SUPPLIED TEXT:
Open cemerick opened this issue 3 years ago • 3 comments

The equals implementation developed in #71 and #73 is a straightforward structural equality, and does good work in that context.

However, I occasionally find myself wishing there was an equality metric that accommodated JS-native semantics vis a vis numbers. The nit is that yojson always distinguishes between ints and floats, even if said floats have a zero fractional part, while JSON parsers in Javascript engines do not (e.g. JSON.parse("5.0")5). So, it's easy to produce yojson structures that are not equal in the strict structural sense as currently implemented in equals, but which are equal per JS semantics.

As things stand, the only generalized workaround is a rewrite of the yojson trees being compared with equal to truncate any zero-fractional `Float to its corresponding `Int.

Any interest in adding this?

cemerick avatar Oct 25 '22 13:10 cemerick

I very much understand the request, especially as JSON doesn't really have ints or floats, it just defines numbers. Structural equality is simple and more or less well-defined, but adding the JavaScript semantics of 5.0 == 5 raises the question of whether `List [] should be equal to `Int 0 be equal to `String "0". Further complicated by the fact that Yojson.Safe.t encodes arbitrary size numbers in `Intlit because of course the spec is vague what the range of numbers is.

If we find reasonable semantics for it, sure, I wouldn't mind including it, but I wouldn't want to add something half-baked that only works in some cases.

Leonidas-from-XIV avatar Oct 25 '22 14:10 Leonidas-from-XIV

It's a fair question. I did aim to constrain the scope of things to (well-defined) numerics, for all the reasons you mentioned.

I personally don't think the truly degenerate cases of JS equality should be propagated anywhere ([] == 0 or 0 == "0" to use your examples). That feels like a very different category of problem than simple truncation of zero-fractional floats; an inherent footgun that might be nontrivial to get "right".

So, if the acceptable enhancement is "all of JS equality or nothing", I guess I'd say it's better to do nothing. :shrug:

cemerick avatar Oct 25 '22 14:10 cemerick

Yes, if the only part is numeric equality, then it is ok. Likewise, I'm not too keen in implementing the whole JavaScript equality semantics (though js_equal would be a pretty descriptive name for that equality).

I'm slightly worried about the case of comparing `Float and `Floatlit (from Yojson.Raw.t), but I guess there are sane ways to implement that.

RECORDS PROVIDED:
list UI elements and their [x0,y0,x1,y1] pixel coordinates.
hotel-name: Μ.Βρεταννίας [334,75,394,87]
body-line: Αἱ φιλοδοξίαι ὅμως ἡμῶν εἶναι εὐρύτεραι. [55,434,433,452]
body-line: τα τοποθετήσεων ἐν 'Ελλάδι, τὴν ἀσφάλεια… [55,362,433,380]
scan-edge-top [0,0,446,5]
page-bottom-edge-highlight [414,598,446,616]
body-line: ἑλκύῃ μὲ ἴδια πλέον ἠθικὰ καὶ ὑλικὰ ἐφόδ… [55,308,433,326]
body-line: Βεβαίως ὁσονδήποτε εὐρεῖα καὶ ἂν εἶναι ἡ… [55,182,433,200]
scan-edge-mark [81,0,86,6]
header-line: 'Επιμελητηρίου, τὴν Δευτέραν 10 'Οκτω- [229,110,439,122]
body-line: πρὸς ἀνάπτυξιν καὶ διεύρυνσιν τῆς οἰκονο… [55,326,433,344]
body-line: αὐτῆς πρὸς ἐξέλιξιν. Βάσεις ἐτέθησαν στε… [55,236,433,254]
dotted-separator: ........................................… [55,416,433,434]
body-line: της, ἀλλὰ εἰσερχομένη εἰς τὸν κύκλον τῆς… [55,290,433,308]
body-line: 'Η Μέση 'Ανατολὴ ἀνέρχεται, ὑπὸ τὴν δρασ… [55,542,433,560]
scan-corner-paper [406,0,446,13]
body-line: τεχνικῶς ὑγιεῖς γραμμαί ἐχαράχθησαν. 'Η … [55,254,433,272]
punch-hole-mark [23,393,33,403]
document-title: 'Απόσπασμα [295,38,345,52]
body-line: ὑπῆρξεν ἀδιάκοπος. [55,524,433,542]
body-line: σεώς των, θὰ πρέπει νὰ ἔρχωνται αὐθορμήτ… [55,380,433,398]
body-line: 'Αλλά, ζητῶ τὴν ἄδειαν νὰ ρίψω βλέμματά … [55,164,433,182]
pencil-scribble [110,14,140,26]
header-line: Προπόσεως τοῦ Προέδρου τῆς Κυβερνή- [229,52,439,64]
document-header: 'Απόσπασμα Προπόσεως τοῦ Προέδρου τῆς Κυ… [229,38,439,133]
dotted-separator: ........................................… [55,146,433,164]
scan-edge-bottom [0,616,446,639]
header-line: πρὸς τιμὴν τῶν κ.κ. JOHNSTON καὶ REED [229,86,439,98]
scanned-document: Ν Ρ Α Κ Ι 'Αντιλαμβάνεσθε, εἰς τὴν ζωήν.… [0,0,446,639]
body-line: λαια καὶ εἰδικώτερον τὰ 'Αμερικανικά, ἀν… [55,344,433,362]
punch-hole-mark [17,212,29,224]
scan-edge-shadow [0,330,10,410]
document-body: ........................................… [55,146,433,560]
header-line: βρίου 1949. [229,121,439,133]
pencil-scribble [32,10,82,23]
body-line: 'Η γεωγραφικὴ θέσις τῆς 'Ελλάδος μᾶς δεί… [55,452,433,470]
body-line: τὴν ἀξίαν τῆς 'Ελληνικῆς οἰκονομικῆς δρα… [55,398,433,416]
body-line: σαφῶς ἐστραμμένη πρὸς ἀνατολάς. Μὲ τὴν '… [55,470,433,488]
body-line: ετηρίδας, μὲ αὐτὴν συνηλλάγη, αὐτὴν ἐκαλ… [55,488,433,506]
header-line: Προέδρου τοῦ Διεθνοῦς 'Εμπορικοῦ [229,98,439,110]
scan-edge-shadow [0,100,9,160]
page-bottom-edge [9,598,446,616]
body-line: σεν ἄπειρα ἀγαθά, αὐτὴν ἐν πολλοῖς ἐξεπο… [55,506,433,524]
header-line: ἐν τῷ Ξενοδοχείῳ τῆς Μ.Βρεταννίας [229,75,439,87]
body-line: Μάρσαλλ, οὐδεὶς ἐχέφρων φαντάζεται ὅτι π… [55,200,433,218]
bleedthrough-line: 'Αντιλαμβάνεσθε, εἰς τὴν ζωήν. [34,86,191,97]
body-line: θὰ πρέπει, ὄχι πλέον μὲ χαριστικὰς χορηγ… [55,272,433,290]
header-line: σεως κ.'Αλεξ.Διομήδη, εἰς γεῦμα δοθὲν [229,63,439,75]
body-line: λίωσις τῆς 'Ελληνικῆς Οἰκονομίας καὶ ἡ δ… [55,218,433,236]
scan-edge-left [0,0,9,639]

PROBLEM 1: Transcribe the part of the yojson issue thread that opens with the words containing "So, if the acceptable" and closes with "to implement that.".
PROBLEM 2: In the yojson issue thread, what name is called a pretty descriptive one for the whole JavaScript equality semantics?
PROBLEM 3:
Do these statements agree with the yojson issue thread? Answer yes or no for each, quoting the deciding words.
(a) The equals implementation was developed in #71 and #73.
(b) The thread expresses eagerness to implement the whole JavaScript equality semantics.
(c) Yojson.Safe.t encodes arbitrary size numbers in `Intlit.
The records have nothing to do with what comes next.

SOLUTION 1:
So, if the acceptable enhancement is "all of JS equality or nothing", I guess I'd say it's better to do nothing. :shrug:

cemerick avatar Oct 25 '22 14:10 cemerick

Yes, if the only part is numeric equality, then it is ok. Likewise, I'm not too keen in implementing the whole JavaScript equality semantics (though js_equal would be a pretty descriptive name for that equality).

I'm slightly worried about the case of comparing `Float and `Floatlit (from Yojson.Raw.t), but I guess there are sane ways to implement that.

SOLUTION 2: js_equal

SOLUTION 3:
(a) Yes: "The equals implementation developed in #71 and #73 is a straightforward structural equality"
(b) No: "I'm not too keen in implementing the whole JavaScript equality semantics"
(c) Yes: "Yojson.Safe.t encodes arbitrary size numbers in `Intlit"